◆ To-do list ◆
1. According to the FFP excerpt, what is the only route for appealing a CAS ruling?
2. Reproduce the FFP excerpt from "The legal status" up to and including "violation of EU law.".

------ Excerpt ------

CAS rulings are arbitrations and they are subject to the Swiss Federal Act on Private International Law. As explained in Chapter 2, the only recourse for appeal is to the Swiss Federal Tribunal. It is strongly protective of the finality of arbitration and therefore it rarely intervenes in the CAS’s affairs. Chapter 2 explains that it did so exceptionally in Matuzalem, which concerned an order for compensation backed by a suspension from playing as a result of a player’s termination of contract in breach of FIFA’s Transfer Regulations.107 The Swiss court in Matuzalem took the view that an open-ended ban of the type that the player was facing constituted a severe infringement of the player’s individual rights which was sufficient to overcome its normal reluctance to interfere with arbitral rulings. It is not inconceivable that the Swiss court could intervene similarly where a club’s position is prejudiced as a result of sanctions inspired by breach of FFP. However, it is not likely. A sanctioned club is after all still eligible to play in its national league, which provides the majority of fixtures during a season.

It is likely that challenge to findings associated with FFP, both concerning breach and consequent sanctions, will in the first instance be contained within the FFP’s own decision-making structures and then channelled to the CAS. But challenge to measures taken pursuant to FFP is not capable of being contained unconditionally within the lex sportiva. Chapter 2 has explained how the contractual exclusivity claimed by sports-related arbitration has its limits, and how EU law in particular is relatively quick to crack it open because of its designation of internal market law as public policy.[6] [7] [8] A challenge to FFP rooted in EU law would be readily advanced before a national court, triggering a reference to the Court of Justice.

The legal status of FFP under EU law is intriguingly uncertain.™9 In fact, it is arguable that FFP is another instance where sport’s concern to act is legitimate, because there are problems to be addressed which do not arise to the same degree or at all in other sectors, but where the means used are not justifiable. Most of all the objection is that FFP loads burdens on employees. FFP is a horizontal restraint on competition struck between football clubs backed by the framework and sanctioning power of UEFA. It is vulnerable to challenge as a violation of EU law.

The motivations behind FFP are listed in Article 2(2) of the Regulations and they are helpfully summarized on UEFA’s own websited™ The version on the website declares they aim to introduce more discipline and rationality in club football finances; to decrease pressure on salaries and transfer fees and limit inflationary effect; to encourage clubs to compete with(in) their revenues; to encourage longterm investments in the youth sector and infrastructure; to protect the long-term viability of European club football; to ensure clubs settle their liabilities on a timely basis.

The suspicion is that FFP’s noble discourse of rationality in financing is a camouflage for an anti-competitive agreement which is designed to limit spending by all employers in the sector in order to maximize profits. Remarkably and surprisingly that suspicion is converted into an explicit confession by UEFA’s own website. Most of all the stated aim ‘to decrease pressure on salaries’ simply screams illegality: employers clubbing together to fix prices (paid to labour) is as pernicious an anti-competitive arrangement as can be imagined. This aim is missing from Article 2(2) of the Regulations themselves.

------ Supplied material ------

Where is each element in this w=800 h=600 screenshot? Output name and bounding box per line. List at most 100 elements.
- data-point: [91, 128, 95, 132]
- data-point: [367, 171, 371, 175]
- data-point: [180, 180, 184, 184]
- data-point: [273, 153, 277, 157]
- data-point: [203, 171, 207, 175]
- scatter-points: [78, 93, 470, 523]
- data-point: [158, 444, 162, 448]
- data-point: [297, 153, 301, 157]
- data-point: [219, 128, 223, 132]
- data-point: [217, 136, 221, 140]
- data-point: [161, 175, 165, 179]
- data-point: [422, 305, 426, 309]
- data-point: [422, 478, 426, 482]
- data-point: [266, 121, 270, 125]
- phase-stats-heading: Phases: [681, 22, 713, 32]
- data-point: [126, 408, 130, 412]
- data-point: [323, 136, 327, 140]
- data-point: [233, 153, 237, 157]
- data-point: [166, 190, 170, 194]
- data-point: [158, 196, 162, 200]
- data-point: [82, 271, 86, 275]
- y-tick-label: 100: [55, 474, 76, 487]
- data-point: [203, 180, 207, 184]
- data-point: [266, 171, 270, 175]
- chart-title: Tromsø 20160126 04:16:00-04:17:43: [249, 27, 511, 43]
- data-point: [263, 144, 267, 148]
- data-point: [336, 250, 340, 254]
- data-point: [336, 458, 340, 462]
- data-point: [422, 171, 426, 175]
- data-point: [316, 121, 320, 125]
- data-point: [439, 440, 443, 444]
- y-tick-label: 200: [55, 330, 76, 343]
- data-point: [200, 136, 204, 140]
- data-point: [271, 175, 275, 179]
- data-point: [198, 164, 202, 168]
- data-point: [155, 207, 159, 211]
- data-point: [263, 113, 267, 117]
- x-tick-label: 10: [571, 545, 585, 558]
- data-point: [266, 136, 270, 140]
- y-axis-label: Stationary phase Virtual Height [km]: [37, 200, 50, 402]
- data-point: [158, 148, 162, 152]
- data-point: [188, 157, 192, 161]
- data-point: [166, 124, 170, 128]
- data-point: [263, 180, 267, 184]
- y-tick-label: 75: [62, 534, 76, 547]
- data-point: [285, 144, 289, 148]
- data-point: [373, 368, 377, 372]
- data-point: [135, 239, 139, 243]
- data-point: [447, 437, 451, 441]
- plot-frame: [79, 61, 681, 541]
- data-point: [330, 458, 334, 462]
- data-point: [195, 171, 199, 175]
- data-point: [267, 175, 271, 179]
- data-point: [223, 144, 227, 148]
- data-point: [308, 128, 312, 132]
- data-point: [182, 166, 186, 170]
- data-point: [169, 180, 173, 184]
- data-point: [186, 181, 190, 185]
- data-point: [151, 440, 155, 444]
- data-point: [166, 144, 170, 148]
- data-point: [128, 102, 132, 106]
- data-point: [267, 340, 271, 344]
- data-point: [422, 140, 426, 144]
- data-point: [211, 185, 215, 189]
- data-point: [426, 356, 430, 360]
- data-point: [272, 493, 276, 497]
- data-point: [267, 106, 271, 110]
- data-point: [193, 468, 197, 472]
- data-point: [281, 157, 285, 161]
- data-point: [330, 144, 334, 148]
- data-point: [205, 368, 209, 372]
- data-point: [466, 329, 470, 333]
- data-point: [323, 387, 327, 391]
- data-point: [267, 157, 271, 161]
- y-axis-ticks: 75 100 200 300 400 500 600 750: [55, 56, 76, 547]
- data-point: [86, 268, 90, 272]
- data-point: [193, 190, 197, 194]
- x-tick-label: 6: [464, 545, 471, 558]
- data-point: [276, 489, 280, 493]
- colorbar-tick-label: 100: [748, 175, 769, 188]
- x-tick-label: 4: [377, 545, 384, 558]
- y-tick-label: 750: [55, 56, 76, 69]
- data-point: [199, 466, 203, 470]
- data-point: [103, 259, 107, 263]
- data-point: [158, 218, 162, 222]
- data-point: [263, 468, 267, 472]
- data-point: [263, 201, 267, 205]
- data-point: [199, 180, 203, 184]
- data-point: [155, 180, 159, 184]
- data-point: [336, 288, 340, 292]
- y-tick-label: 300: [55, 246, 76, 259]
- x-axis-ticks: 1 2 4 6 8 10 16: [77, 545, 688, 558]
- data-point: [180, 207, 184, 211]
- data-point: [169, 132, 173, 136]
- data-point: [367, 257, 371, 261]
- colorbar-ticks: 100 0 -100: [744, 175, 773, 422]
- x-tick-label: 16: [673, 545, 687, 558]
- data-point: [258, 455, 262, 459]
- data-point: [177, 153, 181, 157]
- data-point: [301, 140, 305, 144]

------

◆ Outputs ◆
1. An appeal to the Swiss Federal Tribunal.

2.
The legal status of FFP under EU law is intriguingly uncertain.™9 In fact, it is arguable that FFP is another instance where sport’s concern to act is legitimate, because there are problems to be addressed which do not arise to the same degree or at all in other sectors, but where the means used are not justifiable. Most of all the objection is that FFP loads burdens on employees. FFP is a horizontal restraint on competition struck between football clubs backed by the framework and sanctioning power of UEFA. It is vulnerable to challenge as a violation of EU law.